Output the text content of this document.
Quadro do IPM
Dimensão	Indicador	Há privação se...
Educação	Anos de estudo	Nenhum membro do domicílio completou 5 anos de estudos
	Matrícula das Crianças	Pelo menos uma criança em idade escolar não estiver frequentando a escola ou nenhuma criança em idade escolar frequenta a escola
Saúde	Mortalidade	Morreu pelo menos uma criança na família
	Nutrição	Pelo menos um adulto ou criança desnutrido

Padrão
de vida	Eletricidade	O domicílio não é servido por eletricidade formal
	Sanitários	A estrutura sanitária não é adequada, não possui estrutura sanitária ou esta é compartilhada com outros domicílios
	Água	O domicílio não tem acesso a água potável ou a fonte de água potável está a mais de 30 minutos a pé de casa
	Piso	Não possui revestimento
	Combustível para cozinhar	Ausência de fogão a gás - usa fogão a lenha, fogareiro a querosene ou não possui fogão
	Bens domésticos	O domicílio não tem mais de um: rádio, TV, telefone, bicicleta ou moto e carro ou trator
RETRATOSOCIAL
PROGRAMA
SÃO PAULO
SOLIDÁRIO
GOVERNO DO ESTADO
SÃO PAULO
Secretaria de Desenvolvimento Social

######

Instructions for the task => Wherever the string "possui" appears in the entries above, list that line.

Result =>
	Sanitários	A estrutura sanitária não é adequada, não possui estrutura sanitária ou esta é compartilhada com outros domicílios
	Piso	Não possui revestimento
	Combustível para cozinhar	Ausência de fogão a gás - usa fogão a lenha, fogareiro a querosene ou não possui fogão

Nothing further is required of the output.